**WHAT IS BEING ASKED:**
Reproduce the listing below character for character; drop every image.

──────── RECORDS SUPPLIED

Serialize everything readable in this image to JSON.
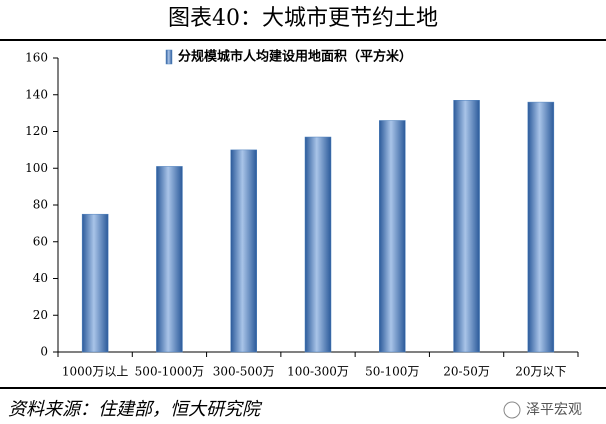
{
  "chart_data": {
    "type": "bar",
    "title": "图表40：大城市更节约土地",
    "categories": [
      "1000万以上",
      "500-1000万",
      "300-500万",
      "100-300万",
      "50-100万",
      "20-50万",
      "20万以下"
    ],
    "series": [
      {
        "name": "分规模城市人均建设用地面积（平方米）",
        "color": "#4f81bd",
        "values": [
          75,
          101,
          110,
          117,
          126,
          137,
          136
        ]
      }
    ],
    "ylim": [
      0,
      160
    ],
    "yticks": [
      0,
      20,
      40,
      60,
      80,
      100,
      120,
      140,
      160
    ],
    "grid": false,
    "legend": "top",
    "source": "资料来源：住建部，恒大研究院",
    "watermark": "泽平宏观"
  }
}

────────────────

**PROBLEM SOLUTION:**
Serialize everything readable in this image to JSON.
{
  "chart_data": {
    "type": "bar",
    "title": "图表40：大城市更节约土地",
    "categories": [
      "1000万以上",
      "500-1000万",
      "300-500万",
      "100-300万",
      "50-100万",
      "20-50万",
      "20万以下"
    ],
    "series": [
      {
        "name": "分规模城市人均建设用地面积（平方米）",
        "color": "#4f81bd",
        "values": [
          75,
          101,
          110,
          117,
          126,
          137,
          136
        ]
      }
    ],
    "ylim": [
      0,
      160
    ],
    "yticks": [
      0,
      20,
      40,
      60,
      80,
      100,
      120,
      140,
      160
    ],
    "grid": false,
    "legend": "top",
    "source": "资料来源：住建部，恒大研究院",
    "watermark": "泽平宏观"
  }
}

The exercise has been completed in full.